§ **Given instruction 1**
List each institution the presentation summary refers to by a capitalized name.

Department of Justice and Constitutional Development Presentation

Mr Lawrence Bassettt, Department of Justice and Constitutional Development (DJCD), said he was working in the legislation section of the Department.  He started his presentation by emphasising that traditional courts already existed and were in full function. The intention of the Bill was not to create traditional courts, but rather to regulate traditional courts in line with the Constitution.

He gave a bit of history on the Bill, to put it into context. It had been introduced into Parliament before 2008, and the Portfolio Committee on Justice at that time had been briefed and public hearings were held. The Bill then was very different to what it looked like now. There had been a lot of opposition to quite a few issues that were in the Bill, which he would highlight during the course of the presentation, because the current Bill attempted to address those issues.

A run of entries
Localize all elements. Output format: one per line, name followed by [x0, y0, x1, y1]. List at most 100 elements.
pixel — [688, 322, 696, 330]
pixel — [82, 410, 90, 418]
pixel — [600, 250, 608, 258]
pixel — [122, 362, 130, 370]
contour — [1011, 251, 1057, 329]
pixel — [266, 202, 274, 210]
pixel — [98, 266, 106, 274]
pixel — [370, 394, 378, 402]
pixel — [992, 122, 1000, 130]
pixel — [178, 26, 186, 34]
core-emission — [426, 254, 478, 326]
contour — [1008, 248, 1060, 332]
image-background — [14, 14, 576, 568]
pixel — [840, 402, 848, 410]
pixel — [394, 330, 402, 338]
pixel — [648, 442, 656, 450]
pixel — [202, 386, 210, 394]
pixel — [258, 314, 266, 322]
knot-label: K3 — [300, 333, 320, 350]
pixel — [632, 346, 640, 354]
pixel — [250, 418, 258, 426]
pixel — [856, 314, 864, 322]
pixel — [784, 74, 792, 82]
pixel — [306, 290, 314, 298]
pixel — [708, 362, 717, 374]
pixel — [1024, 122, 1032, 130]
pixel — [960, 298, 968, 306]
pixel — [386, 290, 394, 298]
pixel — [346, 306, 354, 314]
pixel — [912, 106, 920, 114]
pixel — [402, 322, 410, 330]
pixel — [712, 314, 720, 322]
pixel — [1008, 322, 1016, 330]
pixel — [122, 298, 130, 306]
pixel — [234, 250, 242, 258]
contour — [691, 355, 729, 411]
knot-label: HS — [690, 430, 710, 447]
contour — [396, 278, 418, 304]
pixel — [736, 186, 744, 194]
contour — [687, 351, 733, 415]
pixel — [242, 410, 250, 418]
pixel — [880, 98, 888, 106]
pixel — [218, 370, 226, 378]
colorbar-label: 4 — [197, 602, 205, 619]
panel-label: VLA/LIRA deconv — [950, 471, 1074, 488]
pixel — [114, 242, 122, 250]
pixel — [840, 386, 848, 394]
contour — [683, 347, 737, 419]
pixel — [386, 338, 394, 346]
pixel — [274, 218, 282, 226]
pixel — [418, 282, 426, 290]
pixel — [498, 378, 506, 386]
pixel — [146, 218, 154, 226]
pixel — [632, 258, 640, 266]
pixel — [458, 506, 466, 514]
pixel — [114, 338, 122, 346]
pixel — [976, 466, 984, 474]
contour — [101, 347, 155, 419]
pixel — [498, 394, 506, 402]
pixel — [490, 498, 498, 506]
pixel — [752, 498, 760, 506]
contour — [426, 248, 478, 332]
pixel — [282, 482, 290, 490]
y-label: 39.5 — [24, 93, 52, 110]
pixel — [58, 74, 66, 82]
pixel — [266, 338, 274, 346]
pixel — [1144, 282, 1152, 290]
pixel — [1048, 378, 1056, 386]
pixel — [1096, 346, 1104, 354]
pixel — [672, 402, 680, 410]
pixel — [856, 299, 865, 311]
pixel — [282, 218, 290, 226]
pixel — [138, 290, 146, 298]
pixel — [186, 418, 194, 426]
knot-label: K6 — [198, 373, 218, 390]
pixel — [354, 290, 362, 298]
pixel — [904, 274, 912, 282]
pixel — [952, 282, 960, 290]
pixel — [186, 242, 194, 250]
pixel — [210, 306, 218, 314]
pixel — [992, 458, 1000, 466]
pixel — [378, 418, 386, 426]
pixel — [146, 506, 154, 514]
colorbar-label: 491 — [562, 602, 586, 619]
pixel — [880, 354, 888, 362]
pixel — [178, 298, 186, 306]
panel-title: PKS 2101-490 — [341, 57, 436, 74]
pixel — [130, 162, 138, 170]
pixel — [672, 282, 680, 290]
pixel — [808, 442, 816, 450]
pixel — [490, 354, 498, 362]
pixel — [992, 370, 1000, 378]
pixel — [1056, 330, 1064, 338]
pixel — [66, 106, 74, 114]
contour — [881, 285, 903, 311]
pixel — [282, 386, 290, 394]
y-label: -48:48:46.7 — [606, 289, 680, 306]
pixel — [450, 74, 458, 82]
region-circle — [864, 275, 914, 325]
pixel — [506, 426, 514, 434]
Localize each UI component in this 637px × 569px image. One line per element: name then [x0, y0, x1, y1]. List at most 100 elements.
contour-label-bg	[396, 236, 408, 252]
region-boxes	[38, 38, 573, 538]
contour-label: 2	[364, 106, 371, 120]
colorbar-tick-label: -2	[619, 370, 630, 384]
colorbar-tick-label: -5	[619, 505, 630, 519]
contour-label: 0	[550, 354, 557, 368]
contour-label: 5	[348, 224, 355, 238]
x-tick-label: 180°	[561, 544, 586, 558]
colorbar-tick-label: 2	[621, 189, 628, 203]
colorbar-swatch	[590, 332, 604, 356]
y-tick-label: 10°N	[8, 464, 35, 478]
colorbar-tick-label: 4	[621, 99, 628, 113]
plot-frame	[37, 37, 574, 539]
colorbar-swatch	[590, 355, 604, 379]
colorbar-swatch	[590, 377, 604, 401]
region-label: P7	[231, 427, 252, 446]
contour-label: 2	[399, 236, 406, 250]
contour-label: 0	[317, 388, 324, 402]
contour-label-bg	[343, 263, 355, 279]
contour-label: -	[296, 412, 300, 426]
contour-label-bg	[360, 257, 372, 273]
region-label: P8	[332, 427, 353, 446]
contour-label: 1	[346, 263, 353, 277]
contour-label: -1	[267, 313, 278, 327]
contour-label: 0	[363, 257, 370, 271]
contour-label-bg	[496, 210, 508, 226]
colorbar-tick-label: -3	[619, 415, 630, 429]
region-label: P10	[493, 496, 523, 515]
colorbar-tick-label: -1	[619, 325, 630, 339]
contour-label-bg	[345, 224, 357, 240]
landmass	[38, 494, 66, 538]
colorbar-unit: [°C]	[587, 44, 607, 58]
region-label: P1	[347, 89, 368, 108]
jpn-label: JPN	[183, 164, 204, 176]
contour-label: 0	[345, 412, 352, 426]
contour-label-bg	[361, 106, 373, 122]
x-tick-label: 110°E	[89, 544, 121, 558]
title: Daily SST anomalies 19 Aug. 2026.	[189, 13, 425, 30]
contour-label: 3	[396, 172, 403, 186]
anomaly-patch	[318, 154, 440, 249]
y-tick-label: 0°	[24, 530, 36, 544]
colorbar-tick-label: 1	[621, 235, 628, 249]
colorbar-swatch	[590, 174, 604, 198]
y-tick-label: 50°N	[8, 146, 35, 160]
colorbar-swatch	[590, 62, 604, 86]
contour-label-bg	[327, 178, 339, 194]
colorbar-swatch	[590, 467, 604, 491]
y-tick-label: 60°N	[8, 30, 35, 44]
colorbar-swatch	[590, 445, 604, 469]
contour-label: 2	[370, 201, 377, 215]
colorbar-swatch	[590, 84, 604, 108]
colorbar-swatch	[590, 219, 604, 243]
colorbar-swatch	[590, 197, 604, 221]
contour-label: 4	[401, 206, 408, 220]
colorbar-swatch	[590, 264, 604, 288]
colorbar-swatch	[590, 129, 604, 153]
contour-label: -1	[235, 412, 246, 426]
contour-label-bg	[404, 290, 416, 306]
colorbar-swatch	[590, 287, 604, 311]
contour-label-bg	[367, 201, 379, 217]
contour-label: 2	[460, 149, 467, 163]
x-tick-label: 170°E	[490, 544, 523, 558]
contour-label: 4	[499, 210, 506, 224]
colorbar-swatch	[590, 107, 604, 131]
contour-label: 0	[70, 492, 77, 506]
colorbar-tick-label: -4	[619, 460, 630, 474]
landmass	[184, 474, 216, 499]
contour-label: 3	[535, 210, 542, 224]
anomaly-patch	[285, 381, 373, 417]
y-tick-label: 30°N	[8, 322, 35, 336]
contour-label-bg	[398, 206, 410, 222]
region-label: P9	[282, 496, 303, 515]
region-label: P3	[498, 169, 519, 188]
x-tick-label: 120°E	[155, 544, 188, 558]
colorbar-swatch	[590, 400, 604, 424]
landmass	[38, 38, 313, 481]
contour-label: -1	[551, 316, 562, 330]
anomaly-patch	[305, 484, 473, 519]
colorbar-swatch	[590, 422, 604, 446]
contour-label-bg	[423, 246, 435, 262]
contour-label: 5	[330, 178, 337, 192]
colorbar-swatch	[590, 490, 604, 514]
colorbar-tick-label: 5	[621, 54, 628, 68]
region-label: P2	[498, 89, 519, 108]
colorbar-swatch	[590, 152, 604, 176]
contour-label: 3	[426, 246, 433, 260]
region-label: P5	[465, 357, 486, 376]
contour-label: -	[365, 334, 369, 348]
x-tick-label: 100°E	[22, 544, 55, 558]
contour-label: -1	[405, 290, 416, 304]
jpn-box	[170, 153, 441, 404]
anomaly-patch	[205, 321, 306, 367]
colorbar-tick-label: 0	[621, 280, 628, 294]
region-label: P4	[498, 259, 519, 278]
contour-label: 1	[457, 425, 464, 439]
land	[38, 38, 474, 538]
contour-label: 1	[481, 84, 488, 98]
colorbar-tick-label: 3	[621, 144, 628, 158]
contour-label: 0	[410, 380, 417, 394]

§ **Given instruction 2**
Please copy out the stretch of entries from the first entry through the line containing "contour — [396, 278, 418, 304]", with both ends included.

§ **Exercise output 1**
Department of Justice and Constitutional Development
Parliament
Portfolio Committee on Justice

§ **Exercise output 2**
Localize all elements. Output format: one per line, name followed by [x0, y0, x1, y1]. List at most 100 elements.
pixel — [688, 322, 696, 330]
pixel — [82, 410, 90, 418]
pixel — [600, 250, 608, 258]
pixel — [122, 362, 130, 370]
contour — [1011, 251, 1057, 329]
pixel — [266, 202, 274, 210]
pixel — [98, 266, 106, 274]
pixel — [370, 394, 378, 402]
pixel — [992, 122, 1000, 130]
pixel — [178, 26, 186, 34]
core-emission — [426, 254, 478, 326]
contour — [1008, 248, 1060, 332]
image-background — [14, 14, 576, 568]
pixel — [840, 402, 848, 410]
pixel — [394, 330, 402, 338]
pixel — [648, 442, 656, 450]
pixel — [202, 386, 210, 394]
pixel — [258, 314, 266, 322]
knot-label: K3 — [300, 333, 320, 350]
pixel — [632, 346, 640, 354]
pixel — [250, 418, 258, 426]
pixel — [856, 314, 864, 322]
pixel — [784, 74, 792, 82]
pixel — [306, 290, 314, 298]
pixel — [708, 362, 717, 374]
pixel — [1024, 122, 1032, 130]
pixel — [960, 298, 968, 306]
pixel — [386, 290, 394, 298]
pixel — [346, 306, 354, 314]
pixel — [912, 106, 920, 114]
pixel — [402, 322, 410, 330]
pixel — [712, 314, 720, 322]
pixel — [1008, 322, 1016, 330]
pixel — [122, 298, 130, 306]
pixel — [234, 250, 242, 258]
contour — [691, 355, 729, 411]
knot-label: HS — [690, 430, 710, 447]
contour — [396, 278, 418, 304]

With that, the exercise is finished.